[Source data]
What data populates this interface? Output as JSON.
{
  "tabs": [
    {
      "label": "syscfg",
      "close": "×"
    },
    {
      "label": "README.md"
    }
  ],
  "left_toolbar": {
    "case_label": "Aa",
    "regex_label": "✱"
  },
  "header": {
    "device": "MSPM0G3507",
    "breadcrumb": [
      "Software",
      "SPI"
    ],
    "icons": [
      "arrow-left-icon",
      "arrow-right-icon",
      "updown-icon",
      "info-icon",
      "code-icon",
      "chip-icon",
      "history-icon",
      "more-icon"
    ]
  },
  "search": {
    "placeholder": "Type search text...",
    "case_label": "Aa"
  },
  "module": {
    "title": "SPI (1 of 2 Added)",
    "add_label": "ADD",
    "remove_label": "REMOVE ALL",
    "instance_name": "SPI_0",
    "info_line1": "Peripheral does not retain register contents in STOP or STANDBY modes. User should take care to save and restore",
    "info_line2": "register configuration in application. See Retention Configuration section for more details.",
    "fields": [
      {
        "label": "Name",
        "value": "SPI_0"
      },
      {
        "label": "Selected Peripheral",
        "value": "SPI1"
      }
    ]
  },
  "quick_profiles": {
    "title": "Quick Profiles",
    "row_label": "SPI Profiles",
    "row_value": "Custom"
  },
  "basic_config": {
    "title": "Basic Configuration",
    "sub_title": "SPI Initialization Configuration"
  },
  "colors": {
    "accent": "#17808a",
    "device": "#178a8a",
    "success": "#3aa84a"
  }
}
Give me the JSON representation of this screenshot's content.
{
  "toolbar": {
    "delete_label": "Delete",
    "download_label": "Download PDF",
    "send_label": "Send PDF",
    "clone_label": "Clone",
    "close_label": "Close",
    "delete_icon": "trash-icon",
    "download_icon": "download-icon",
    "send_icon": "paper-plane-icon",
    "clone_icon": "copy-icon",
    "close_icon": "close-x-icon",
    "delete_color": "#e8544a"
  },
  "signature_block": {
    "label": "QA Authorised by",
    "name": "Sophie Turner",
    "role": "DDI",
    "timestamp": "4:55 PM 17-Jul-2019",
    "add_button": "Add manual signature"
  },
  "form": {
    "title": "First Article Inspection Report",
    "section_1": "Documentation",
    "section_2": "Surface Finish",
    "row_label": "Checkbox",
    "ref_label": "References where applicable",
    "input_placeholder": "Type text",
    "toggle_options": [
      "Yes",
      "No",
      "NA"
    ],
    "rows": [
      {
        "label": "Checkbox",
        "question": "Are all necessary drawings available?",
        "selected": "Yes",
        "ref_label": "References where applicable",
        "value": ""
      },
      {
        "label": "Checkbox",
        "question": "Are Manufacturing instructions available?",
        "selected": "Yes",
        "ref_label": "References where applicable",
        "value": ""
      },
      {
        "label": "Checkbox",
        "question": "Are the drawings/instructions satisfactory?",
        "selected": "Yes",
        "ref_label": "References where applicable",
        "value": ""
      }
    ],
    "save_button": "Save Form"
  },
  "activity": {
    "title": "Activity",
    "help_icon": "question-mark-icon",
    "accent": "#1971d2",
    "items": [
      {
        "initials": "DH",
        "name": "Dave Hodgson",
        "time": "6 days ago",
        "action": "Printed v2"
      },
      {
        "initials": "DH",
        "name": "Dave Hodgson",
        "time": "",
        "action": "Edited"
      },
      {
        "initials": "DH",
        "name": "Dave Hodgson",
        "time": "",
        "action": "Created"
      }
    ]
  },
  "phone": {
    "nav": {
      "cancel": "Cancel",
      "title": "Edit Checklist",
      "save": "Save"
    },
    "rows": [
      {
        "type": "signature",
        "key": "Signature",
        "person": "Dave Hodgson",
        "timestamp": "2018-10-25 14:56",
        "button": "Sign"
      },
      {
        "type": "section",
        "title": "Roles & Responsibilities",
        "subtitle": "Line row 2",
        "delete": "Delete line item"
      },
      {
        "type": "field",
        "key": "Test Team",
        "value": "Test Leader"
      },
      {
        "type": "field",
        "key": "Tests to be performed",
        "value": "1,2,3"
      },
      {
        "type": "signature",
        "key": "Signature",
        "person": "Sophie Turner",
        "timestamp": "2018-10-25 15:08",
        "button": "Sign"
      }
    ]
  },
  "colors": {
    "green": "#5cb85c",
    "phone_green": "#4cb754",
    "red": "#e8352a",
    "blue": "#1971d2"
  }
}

To be done: Word for word, write out the data.

Exercise solution:
What data populates this interface? Output as JSON.
{
  "tabs": [
    {
      "label": "syscfg",
      "close": "×"
    },
    {
      "label": "README.md"
    }
  ],
  "left_toolbar": {
    "case_label": "Aa",
    "regex_label": "✱"
  },
  "header": {
    "device": "MSPM0G3507",
    "breadcrumb": [
      "Software",
      "SPI"
    ],
    "icons": [
      "arrow-left-icon",
      "arrow-right-icon",
      "updown-icon",
      "info-icon",
      "code-icon",
      "chip-icon",
      "history-icon",
      "more-icon"
    ]
  },
  "search": {
    "placeholder": "Type search text...",
    "case_label": "Aa"
  },
  "module": {
    "title": "SPI (1 of 2 Added)",
    "add_label": "ADD",
    "remove_label": "REMOVE ALL",
    "instance_name": "SPI_0",
    "info_line1": "Peripheral does not retain register contents in STOP or STANDBY modes. User should take care to save and restore",
    "info_line2": "register configuration in application. See Retention Configuration section for more details.",
    "fields": [
      {
        "label": "Name",
        "value": "SPI_0"
      },
      {
        "label": "Selected Peripheral",
        "value": "SPI1"
      }
    ]
  },
  "quick_profiles": {
    "title": "Quick Profiles",
    "row_label": "SPI Profiles",
    "row_value": "Custom"
  },
  "basic_config": {
    "title": "Basic Configuration",
    "sub_title": "SPI Initialization Configuration"
  },
  "colors": {
    "accent": "#17808a",
    "device": "#178a8a",
    "success": "#3aa84a"
  }
}
Give me the JSON representation of this screenshot's content.
{
  "toolbar": {
    "delete_label": "Delete",
    "download_label": "Download PDF",
    "send_label": "Send PDF",
    "clone_label": "Clone",
    "close_label": "Close",
    "delete_icon": "trash-icon",
    "download_icon": "download-icon",
    "send_icon": "paper-plane-icon",
    "clone_icon": "copy-icon",
    "close_icon": "close-x-icon",
    "delete_color": "#e8544a"
  },
  "signature_block": {
    "label": "QA Authorised by",
    "name": "Sophie Turner",
    "role": "DDI",
    "timestamp": "4:55 PM 17-Jul-2019",
    "add_button": "Add manual signature"
  },
  "form": {
    "title": "First Article Inspection Report",
    "section_1": "Documentation",
    "section_2": "Surface Finish",
    "row_label": "Checkbox",
    "ref_label": "References where applicable",
    "input_placeholder": "Type text",
    "toggle_options": [
      "Yes",
      "No",
      "NA"
    ],
    "rows": [
      {
        "label": "Checkbox",
        "question": "Are all necessary drawings available?",
        "selected": "Yes",
        "ref_label": "References where applicable",
        "value": ""
      },
      {
        "label": "Checkbox",
        "question": "Are Manufacturing instructions available?",
        "selected": "Yes",
        "ref_label": "References where applicable",
        "value": ""
      },
      {
        "label": "Checkbox",
        "question": "Are the drawings/instructions satisfactory?",
        "selected": "Yes",
        "ref_label": "References where applicable",
        "value": ""
      }
    ],
    "save_button": "Save Form"
  },
  "activity": {
    "title": "Activity",
    "help_icon": "question-mark-icon",
    "accent": "#1971d2",
    "items": [
      {
        "initials": "DH",
        "name": "Dave Hodgson",
        "time": "6 days ago",
        "action": "Printed v2"
      },
      {
        "initials": "DH",
        "name": "Dave Hodgson",
        "time": "",
        "action": "Edited"
      },
      {
        "initials": "DH",
        "name": "Dave Hodgson",
        "time": "",
        "action": "Created"
      }
    ]
  },
  "phone": {
    "nav": {
      "cancel": "Cancel",
      "title": "Edit Checklist",
      "save": "Save"
    },
    "rows": [
      {
        "type": "signature",
        "key": "Signature",
        "person": "Dave Hodgson",
        "timestamp": "2018-10-25 14:56",
        "button": "Sign"
      },
      {
        "type": "section",
        "title": "Roles & Responsibilities",
        "subtitle": "Line row 2",
        "delete": "Delete line item"
      },
      {
        "type": "field",
        "key": "Test Team",
        "value": "Test Leader"
      },
      {
        "type": "field",
        "key": "Tests to be performed",
        "value": "1,2,3"
      },
      {
        "type": "signature",
        "key": "Signature",
        "person": "Sophie Turner",
        "timestamp": "2018-10-25 15:08",
        "button": "Sign"
      }
    ]
  },
  "colors": {
    "green": "#5cb85c",
    "phone_green": "#4cb754",
    "red": "#e8352a",
    "blue": "#1971d2"
  }
}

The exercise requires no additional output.